# WHAT THE EXERCISE ASKS:
Reply only with how many lines contain the word "Wirtschaftskraft".

Dataset entries on figures:
Begin

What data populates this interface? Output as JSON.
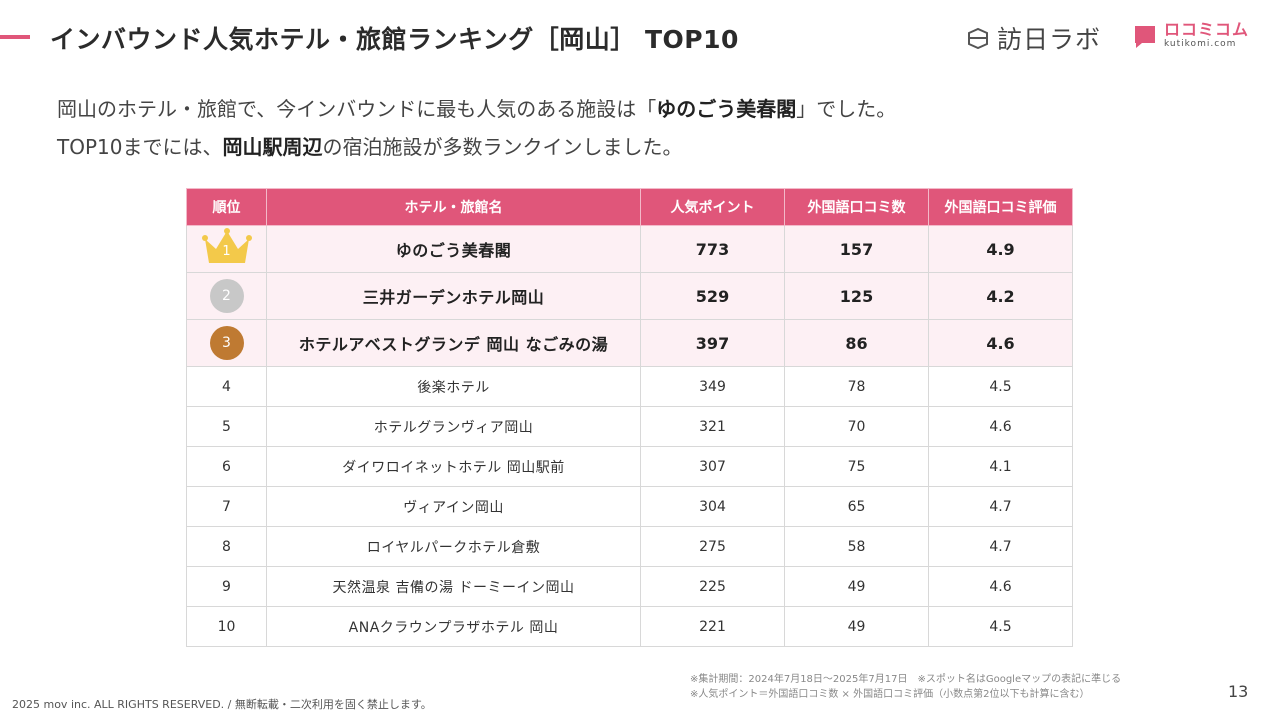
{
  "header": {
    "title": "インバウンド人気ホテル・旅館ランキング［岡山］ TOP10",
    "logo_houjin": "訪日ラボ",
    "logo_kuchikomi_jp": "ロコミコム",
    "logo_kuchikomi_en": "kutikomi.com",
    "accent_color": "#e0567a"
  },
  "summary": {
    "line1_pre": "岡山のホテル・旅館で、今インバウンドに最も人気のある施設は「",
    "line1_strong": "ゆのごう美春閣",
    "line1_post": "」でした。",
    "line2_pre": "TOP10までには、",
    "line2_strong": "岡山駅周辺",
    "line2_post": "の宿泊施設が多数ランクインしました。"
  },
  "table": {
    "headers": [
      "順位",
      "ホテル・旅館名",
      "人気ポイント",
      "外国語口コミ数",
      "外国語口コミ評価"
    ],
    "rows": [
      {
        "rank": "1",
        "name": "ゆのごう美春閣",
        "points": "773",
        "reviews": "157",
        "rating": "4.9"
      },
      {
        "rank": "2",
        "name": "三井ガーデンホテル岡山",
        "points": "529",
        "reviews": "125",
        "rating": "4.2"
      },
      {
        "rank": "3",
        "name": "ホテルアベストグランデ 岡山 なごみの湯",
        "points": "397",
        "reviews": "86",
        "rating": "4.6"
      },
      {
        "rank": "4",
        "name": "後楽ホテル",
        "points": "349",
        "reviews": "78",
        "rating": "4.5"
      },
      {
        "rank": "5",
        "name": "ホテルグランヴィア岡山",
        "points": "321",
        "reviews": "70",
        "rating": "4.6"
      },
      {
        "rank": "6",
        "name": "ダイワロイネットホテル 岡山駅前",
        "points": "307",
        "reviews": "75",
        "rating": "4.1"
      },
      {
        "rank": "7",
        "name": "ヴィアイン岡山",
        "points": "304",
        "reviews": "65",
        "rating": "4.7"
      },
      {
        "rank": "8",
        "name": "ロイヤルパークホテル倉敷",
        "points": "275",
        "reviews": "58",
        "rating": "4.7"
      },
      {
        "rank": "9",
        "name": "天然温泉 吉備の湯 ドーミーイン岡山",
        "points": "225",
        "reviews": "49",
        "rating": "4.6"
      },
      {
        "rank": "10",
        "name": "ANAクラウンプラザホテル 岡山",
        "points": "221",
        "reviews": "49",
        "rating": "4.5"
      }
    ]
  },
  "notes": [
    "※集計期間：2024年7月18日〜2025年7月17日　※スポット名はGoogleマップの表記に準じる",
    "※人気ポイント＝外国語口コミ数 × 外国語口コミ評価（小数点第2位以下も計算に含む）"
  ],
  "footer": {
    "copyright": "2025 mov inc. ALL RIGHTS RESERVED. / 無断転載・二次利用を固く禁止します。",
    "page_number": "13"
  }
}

End
Begin

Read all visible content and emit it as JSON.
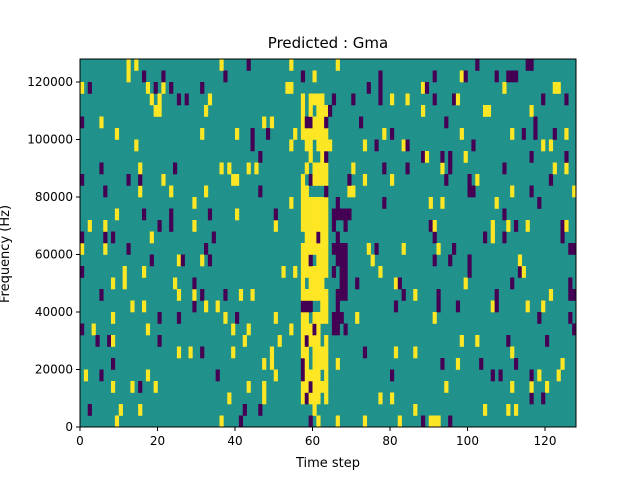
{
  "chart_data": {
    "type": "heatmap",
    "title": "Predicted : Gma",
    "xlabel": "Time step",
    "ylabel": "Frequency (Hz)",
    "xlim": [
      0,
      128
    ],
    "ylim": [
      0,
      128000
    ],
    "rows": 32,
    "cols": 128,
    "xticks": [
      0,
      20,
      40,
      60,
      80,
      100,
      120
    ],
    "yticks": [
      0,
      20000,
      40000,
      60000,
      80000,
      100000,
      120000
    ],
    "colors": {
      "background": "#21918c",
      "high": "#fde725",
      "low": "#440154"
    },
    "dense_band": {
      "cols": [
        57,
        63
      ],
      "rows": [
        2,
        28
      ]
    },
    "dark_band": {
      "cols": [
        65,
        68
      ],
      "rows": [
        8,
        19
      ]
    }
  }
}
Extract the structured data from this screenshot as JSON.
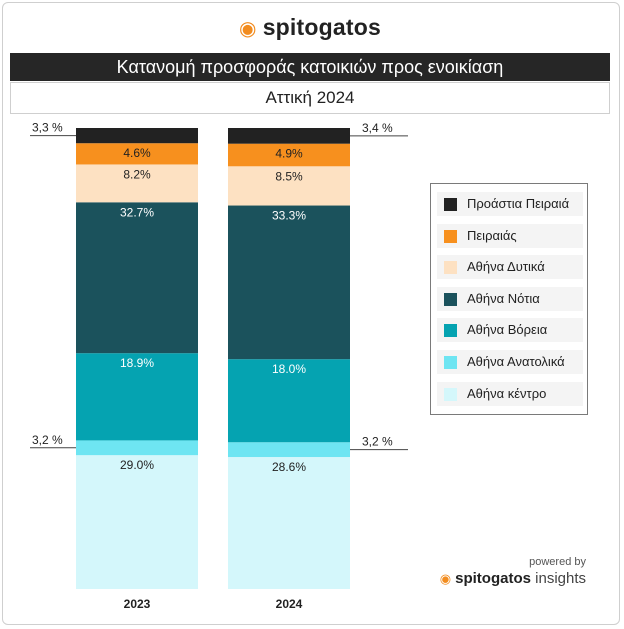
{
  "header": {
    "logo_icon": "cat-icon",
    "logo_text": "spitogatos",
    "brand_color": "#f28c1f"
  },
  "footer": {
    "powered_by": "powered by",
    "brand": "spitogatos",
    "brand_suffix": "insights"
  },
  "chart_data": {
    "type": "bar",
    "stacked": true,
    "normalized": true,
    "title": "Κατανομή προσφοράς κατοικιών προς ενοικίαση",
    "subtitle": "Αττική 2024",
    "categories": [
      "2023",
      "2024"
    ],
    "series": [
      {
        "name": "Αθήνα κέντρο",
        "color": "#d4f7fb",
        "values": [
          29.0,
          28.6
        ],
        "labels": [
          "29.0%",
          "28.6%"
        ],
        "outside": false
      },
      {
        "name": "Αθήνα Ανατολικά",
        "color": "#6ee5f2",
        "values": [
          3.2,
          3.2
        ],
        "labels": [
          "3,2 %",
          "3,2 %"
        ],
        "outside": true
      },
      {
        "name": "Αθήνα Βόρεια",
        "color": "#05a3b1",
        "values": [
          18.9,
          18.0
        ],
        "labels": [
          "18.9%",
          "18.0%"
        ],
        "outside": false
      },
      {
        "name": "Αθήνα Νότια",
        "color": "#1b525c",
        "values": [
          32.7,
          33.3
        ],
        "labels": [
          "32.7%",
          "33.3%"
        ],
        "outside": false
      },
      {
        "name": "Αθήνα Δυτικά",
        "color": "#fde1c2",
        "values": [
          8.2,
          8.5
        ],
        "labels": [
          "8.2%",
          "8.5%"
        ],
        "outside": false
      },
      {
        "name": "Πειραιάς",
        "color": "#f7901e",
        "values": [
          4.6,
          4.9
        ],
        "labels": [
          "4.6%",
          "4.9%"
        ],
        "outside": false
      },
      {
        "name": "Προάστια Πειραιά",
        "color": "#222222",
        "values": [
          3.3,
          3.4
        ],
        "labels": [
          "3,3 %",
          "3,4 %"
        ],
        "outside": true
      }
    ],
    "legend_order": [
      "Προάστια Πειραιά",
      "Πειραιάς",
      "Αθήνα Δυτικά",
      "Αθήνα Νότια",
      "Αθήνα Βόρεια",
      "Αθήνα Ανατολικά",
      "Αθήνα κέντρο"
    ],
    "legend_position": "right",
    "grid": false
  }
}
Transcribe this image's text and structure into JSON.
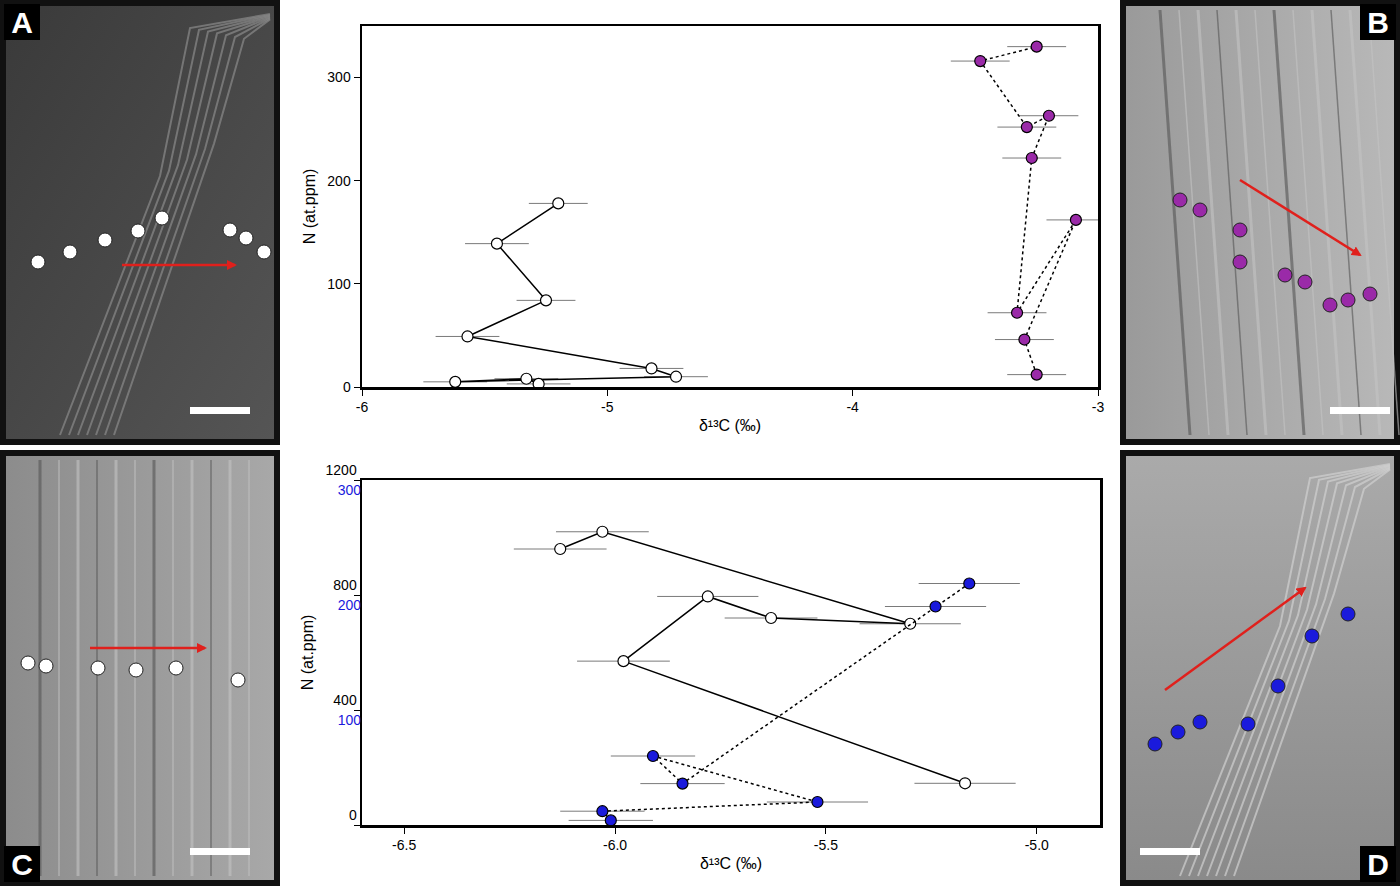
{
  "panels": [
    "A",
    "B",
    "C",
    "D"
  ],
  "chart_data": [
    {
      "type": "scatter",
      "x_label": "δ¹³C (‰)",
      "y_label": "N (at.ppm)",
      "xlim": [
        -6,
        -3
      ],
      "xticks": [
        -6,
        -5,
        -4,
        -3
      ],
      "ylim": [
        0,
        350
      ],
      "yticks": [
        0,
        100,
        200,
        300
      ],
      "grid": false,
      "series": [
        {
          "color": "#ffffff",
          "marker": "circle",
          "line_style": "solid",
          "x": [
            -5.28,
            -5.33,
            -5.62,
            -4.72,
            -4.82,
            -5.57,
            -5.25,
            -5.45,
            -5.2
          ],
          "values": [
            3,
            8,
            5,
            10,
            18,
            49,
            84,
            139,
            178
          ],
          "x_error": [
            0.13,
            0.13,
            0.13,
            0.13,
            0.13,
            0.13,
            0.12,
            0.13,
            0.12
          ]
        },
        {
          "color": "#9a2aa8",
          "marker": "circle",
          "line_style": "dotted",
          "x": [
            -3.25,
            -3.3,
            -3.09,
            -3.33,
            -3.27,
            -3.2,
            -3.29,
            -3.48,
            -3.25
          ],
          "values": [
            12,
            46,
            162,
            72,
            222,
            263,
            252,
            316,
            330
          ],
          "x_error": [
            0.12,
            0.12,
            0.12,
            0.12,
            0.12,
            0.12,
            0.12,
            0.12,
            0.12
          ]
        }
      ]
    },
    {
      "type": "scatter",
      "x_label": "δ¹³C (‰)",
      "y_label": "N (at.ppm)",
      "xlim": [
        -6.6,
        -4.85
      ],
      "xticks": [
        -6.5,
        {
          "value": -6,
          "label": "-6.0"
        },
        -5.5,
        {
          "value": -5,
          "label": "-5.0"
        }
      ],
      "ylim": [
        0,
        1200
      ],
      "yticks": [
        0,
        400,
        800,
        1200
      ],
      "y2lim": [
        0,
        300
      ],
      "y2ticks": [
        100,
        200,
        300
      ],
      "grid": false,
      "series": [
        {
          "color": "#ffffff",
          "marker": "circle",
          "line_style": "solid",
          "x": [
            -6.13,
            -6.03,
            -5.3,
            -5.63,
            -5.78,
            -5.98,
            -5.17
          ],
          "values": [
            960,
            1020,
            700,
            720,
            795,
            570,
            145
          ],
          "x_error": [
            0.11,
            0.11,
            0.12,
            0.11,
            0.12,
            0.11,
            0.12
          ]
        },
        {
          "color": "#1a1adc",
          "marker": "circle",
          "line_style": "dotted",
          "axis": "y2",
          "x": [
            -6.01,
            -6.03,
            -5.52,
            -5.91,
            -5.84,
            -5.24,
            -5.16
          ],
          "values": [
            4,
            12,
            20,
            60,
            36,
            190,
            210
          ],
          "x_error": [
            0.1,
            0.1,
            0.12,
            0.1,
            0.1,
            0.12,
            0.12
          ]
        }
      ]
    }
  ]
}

End
Begin

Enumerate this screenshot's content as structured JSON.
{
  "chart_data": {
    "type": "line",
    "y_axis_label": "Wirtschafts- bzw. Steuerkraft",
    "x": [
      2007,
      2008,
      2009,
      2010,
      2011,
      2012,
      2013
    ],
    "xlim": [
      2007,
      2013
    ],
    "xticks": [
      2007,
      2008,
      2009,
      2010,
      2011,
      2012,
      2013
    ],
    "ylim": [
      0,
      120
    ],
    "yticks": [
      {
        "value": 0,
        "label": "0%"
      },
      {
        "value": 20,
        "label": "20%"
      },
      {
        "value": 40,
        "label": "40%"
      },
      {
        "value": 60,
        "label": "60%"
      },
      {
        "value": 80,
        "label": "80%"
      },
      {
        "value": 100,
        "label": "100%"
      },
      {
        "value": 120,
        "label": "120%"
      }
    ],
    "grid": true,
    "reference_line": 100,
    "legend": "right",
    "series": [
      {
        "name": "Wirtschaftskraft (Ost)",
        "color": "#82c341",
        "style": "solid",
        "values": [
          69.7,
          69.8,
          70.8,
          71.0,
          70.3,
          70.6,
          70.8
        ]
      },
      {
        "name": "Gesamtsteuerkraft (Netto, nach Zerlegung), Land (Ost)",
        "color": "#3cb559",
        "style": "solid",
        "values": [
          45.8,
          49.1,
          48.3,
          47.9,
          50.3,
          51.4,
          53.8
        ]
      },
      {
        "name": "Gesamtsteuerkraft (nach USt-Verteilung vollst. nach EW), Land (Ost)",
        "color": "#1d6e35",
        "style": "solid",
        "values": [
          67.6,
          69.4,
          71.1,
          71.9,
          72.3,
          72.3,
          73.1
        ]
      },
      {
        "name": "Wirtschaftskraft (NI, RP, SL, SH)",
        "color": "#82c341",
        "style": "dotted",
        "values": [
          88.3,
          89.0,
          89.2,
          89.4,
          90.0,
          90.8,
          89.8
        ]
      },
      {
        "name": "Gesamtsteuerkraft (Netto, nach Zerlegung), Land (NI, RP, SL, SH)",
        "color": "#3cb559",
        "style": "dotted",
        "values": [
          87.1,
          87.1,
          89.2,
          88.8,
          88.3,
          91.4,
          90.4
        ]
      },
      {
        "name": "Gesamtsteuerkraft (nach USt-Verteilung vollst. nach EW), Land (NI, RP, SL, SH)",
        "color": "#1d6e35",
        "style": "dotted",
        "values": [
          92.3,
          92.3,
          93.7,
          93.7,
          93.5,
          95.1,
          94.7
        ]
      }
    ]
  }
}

End

# EXPECTED ANSWER:
2